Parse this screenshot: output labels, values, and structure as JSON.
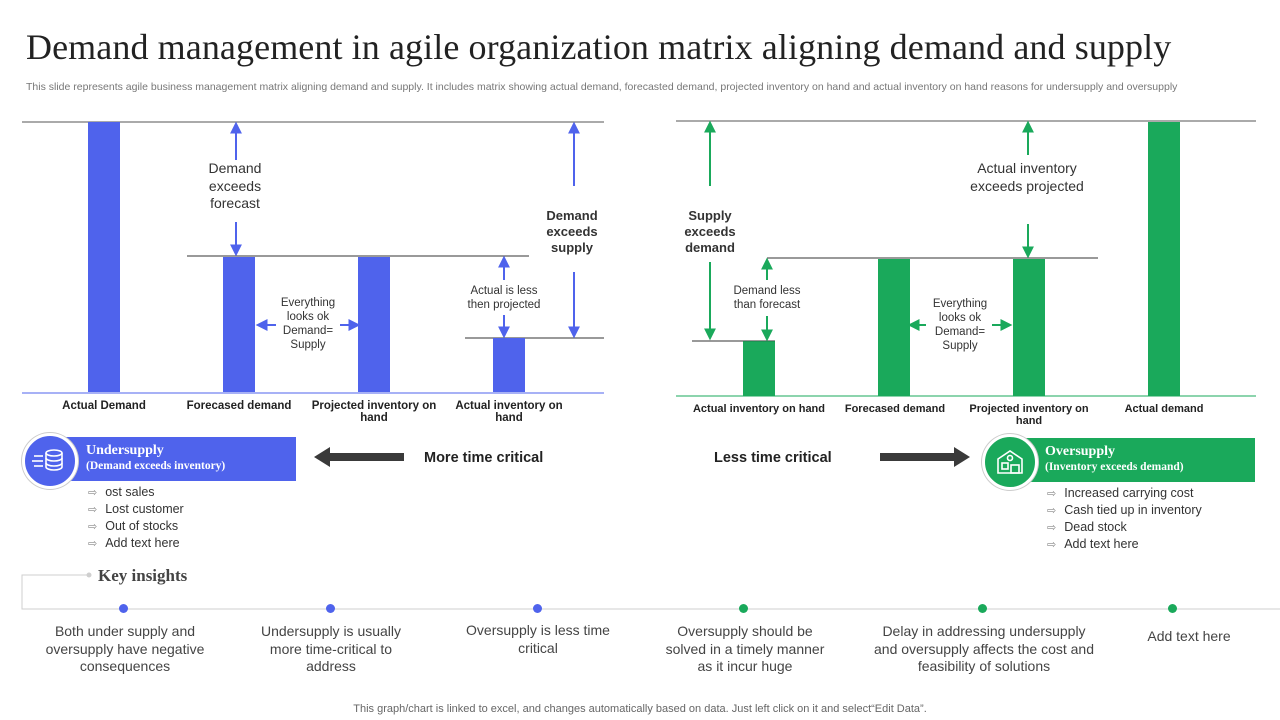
{
  "title": "Demand management in agile organization matrix aligning demand and supply",
  "subtitle": "This slide represents agile business management matrix aligning demand and supply. It includes matrix showing  actual demand, forecasted demand, projected inventory on hand and actual inventory on hand  reasons for undersupply and oversupply",
  "colors": {
    "blue": "#4F63EC",
    "green": "#1AA95B",
    "arrow_dark": "#3a3a3a"
  },
  "left_chart": {
    "categories": [
      "Actual Demand",
      "Forecased demand",
      "Projected inventory on hand",
      "Actual inventory on hand"
    ],
    "values": [
      100,
      50,
      50,
      20
    ],
    "annotations": {
      "demand_exceeds_forecast": "Demand exceeds forecast",
      "everything_ok": "Everything looks ok Demand= Supply",
      "actual_less_projected": "Actual is less then projected",
      "demand_exceeds_supply": "Demand exceeds supply"
    }
  },
  "right_chart": {
    "categories": [
      "Actual inventory on hand",
      "Forecased demand",
      "Projected inventory on hand",
      "Actual demand"
    ],
    "values": [
      20,
      50,
      50,
      100
    ],
    "annotations": {
      "supply_exceeds_demand": "Supply exceeds demand",
      "demand_less_forecast": "Demand less than forecast",
      "everything_ok": "Everything looks ok Demand= Supply",
      "actual_exceeds_projected": "Actual inventory exceeds projected"
    }
  },
  "undersupply": {
    "title": "Undersupply",
    "subtitle": "(Demand exceeds inventory)",
    "icon": "database-icon",
    "bullets": [
      "ost sales",
      "Lost customer",
      "Out of stocks",
      "Add text here"
    ]
  },
  "oversupply": {
    "title": "Oversupply",
    "subtitle": "(Inventory exceeds demand)",
    "icon": "warehouse-icon",
    "bullets": [
      "Increased carrying cost",
      "Cash tied up in inventory",
      "Dead stock",
      "Add text here"
    ]
  },
  "criticality": {
    "more": "More time critical",
    "less": "Less time critical"
  },
  "key_insights": {
    "heading": "Key insights",
    "items": [
      {
        "text": "Both under supply and oversupply  have negative consequences",
        "color": "#4F63EC"
      },
      {
        "text": "Undersupply is usually more time-critical to address",
        "color": "#4F63EC"
      },
      {
        "text": "Oversupply is  less time critical",
        "color": "#4F63EC"
      },
      {
        "text": "Oversupply should be solved in a timely manner as it incur huge",
        "color": "#1AA95B"
      },
      {
        "text": "Delay in addressing undersupply and oversupply affects the cost and feasibility of solutions",
        "color": "#1AA95B"
      },
      {
        "text": "Add text here",
        "color": "#1AA95B"
      }
    ]
  },
  "footer": "This graph/chart is linked to excel,  and changes automatically based on data. Just left click on it and select“Edit Data”."
}
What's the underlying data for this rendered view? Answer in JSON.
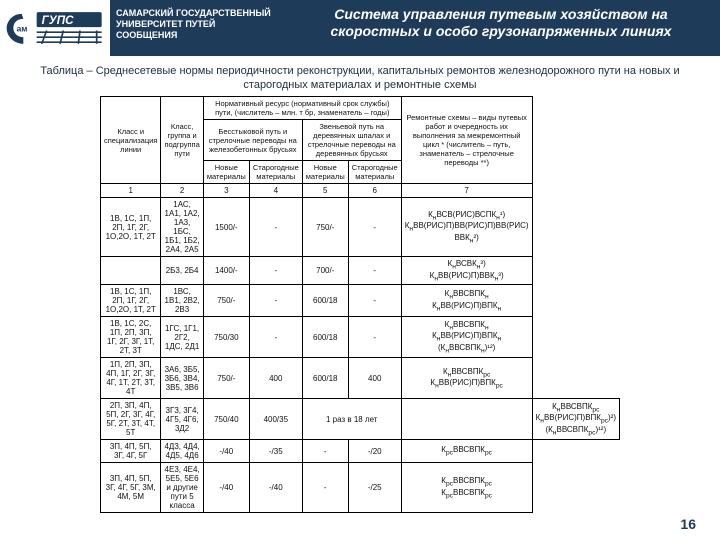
{
  "header": {
    "university_line1": "САМАРСКИЙ ГОСУДАРСТВЕННЫЙ",
    "university_line2": "УНИВЕРСИТЕТ ПУТЕЙ СООБЩЕНИЯ",
    "title": "Система управления путевым хозяйством на скоростных и особо грузонапряженных линиях",
    "logo_primary": "#1f3b5a",
    "logo_accent": "#ffffff"
  },
  "caption": "Таблица – Среднесетевые нормы периодичности реконструкции, капитальных ремонтов железнодорожного пути на новых и старогодных материалах и ремонтные схемы",
  "page_number": "16",
  "table": {
    "head": {
      "c1": "Класс и специализация линии",
      "c2": "Класс, группа и подгруппа пути",
      "norm": "Нормативный ресурс (нормативный срок службы) пути, (числитель – млн. т бр, знаменатель – годы)",
      "bs": "Бесстыковой путь и стрелочные переводы на железобетонных брусьях",
      "zv": "Звеньевой путь на деревянных шпалах и стрелочные переводы на деревянных брусьях",
      "rem": "Ремонтные схемы – виды путевых работ и очередность их выполнения за межремонтный цикл * (числитель – путь, знаменатель – стрелочные переводы **)",
      "new": "Новые материалы",
      "old": "Старогодные материалы"
    },
    "numrow": [
      "1",
      "2",
      "3",
      "4",
      "5",
      "6",
      "7"
    ],
    "rows": [
      {
        "c1": "1В, 1С, 1П, 2П, 1Г, 2Г, 1О,2О, 1Т, 2Т",
        "c2": "1АС, 1А1, 1А2, 1А3, 1БС, 1Б1, 1Б2, 2А4, 2А5",
        "c3": "1500/-",
        "c4": "-",
        "c5": "750/-",
        "c6": "-",
        "c7": "КнВСВ(РИС)ВСПКн¹)\nКнВВ(РИС)П)ВВ(РИС)П)ВВ(РИС) ВВКн²)"
      },
      {
        "c1": "",
        "c2": "2Б3, 2Б4",
        "c3": "1400/-",
        "c4": "-",
        "c5": "700/-",
        "c6": "-",
        "c7": "КнВСВКн³)\nКнВВ(РИС)П)ВВКн³)"
      },
      {
        "c1": "1В, 1С, 1П, 2П, 1Г, 2Г, 1О,2О, 1Т, 2Т",
        "c2": "1ВС, 1В1, 2В2, 2В3",
        "c3": "750/-",
        "c4": "-",
        "c5": "600/18",
        "c6": "-",
        "c7": "КнВВСВПКн\nКнВВ(РИС)П)ВПКн"
      },
      {
        "c1": "1В, 1С, 2С, 1П, 2П, 3П, 1Г, 2Г, 3Г, 1Т, 2Т, 3Т",
        "c2": "1ГС, 1Г1, 2Г2, 1ДС, 2Д1",
        "c3": "750/30",
        "c4": "-",
        "c5": "600/18",
        "c6": "-",
        "c7": "КнВВСВПКн\nКнВВ(РИС)П)ВПКн\n(КнВВСВПКн)¹²)"
      },
      {
        "c1": "1П, 2П, 3П, 4П, 1Г, 2Г, 3Г, 4Г, 1Т, 2Т, 3Т, 4Т",
        "c2": "3А6, 3Б5, 3Б6, 3В4, 3В5, 3В6",
        "c3": "750/-",
        "c4": "400",
        "c5": "600/18",
        "c6": "400",
        "c7": "КнВВСВПКрс\nКнВВ(РИС)П)ВПКрс"
      },
      {
        "c1": "2П, 3П, 4П, 5П, 2Г, 3Г, 4Г, 5Г, 2Т, 3Т, 4Т, 5Т",
        "c2": "3Г3, 3Г4, 4Г5, 4Г6, 3Д2",
        "c3": "750/40",
        "c4": "400/35",
        "c5": "1 раз в 18 лет",
        "c6": "",
        "c7": "КнВВСВПКрс\nКнВВ(РИС)П)ВПКрс)²)\n(КнВВСВПКрс)¹²)"
      },
      {
        "c1": "3П, 4П, 5П, 3Г, 4Г, 5Г",
        "c2": "4Д3, 4Д4, 4Д5, 4Д6",
        "c3": "-/40",
        "c4": "-/35",
        "c5": "-",
        "c6": "-/20",
        "c7": "КрсВВСВПКрс"
      },
      {
        "c1": "3П, 4П, 5П, 3Г, 4Г, 5Г, 3М, 4М, 5М",
        "c2": "4Е3, 4Е4, 5Е5, 5Е6 и другие пути 5 класса",
        "c3": "-/40",
        "c4": "-/40",
        "c5": "-",
        "c6": "-/25",
        "c7": "КрсВВСВПКрс\nКрсВВСВПКрс"
      }
    ]
  }
}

**********

__Aim__.
Which lines contain "subtitle"? Copy each of them.

__Answer to the task__.
  "subtitle": "This slide represents agile business management matrix aligning demand and supply. It includes matrix showing  actual demand, forecasted demand, projected inventory on hand and actual inventory on hand  reasons for undersupply and oversupply",
    "subtitle": "(Demand exceeds inventory)",
    "subtitle": "(Inventory exceeds demand)",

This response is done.